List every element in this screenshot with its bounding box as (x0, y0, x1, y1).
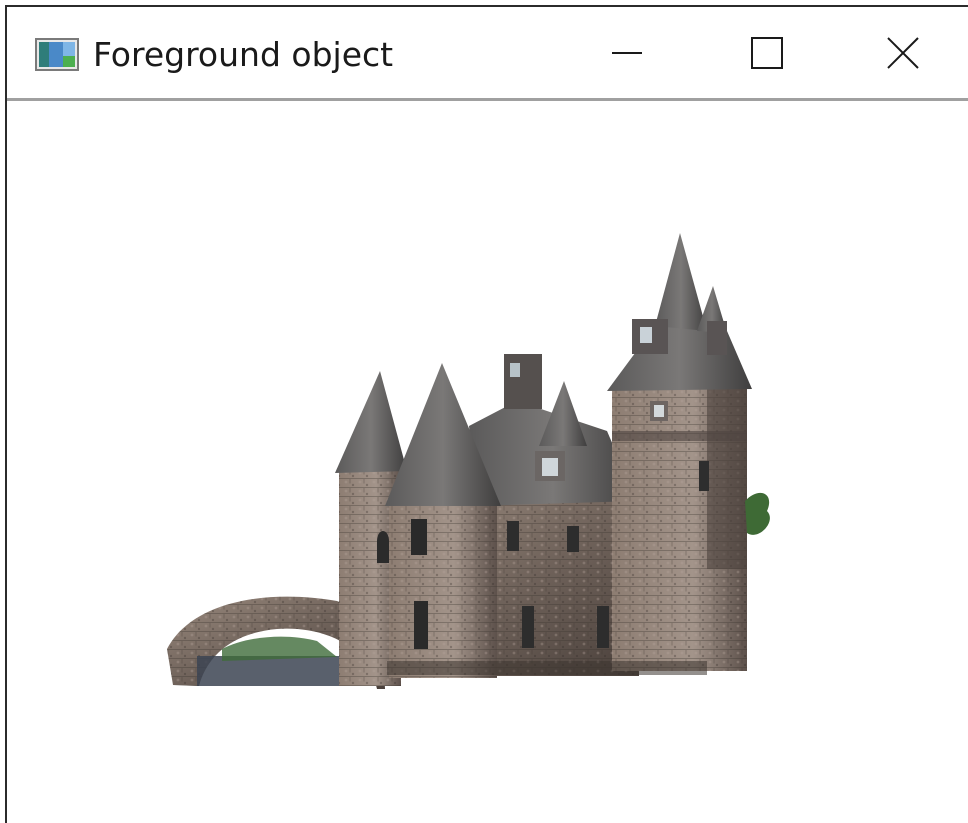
close-button[interactable] (837, 7, 968, 98)
maximize-button[interactable] (697, 7, 837, 98)
window-title: Foreground object (93, 35, 394, 74)
minimize-button[interactable] (557, 7, 697, 98)
app-window-icon (35, 38, 79, 71)
title-bar[interactable]: Foreground object (7, 7, 968, 101)
close-icon (886, 36, 919, 69)
image-canvas (7, 101, 968, 823)
maximize-icon (751, 36, 783, 69)
castle-foreground-image (167, 233, 770, 689)
minimize-icon (612, 51, 642, 54)
app-window: Foreground object (5, 5, 968, 823)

Brief: Rewrite the records as a Markdown table with the columns "Seq" and "Content," one row per line, from the start of the records through the line containing "close-icon (886, 36, 919, 69)", inclusive. Omit blank lines and leave the pictures out.

Task response:
| Seq | Content |
|---|---|
| 1 | List every element in this screenshot with its bounding box as (x0, y0, x1, y1). |
| 2 | close-button[interactable] (837, 7, 968, 98) |
| 3 | maximize-button[interactable] (697, 7, 837, 98) |
| 4 | window-title: Foreground object (93, 35, 394, 74) |
| 5 | minimize-button[interactable] (557, 7, 697, 98) |
| 6 | app-window-icon (35, 38, 79, 71) |
| 7 | title-bar[interactable]: Foreground object (7, 7, 968, 101) |
| 8 | close-icon (886, 36, 919, 69) |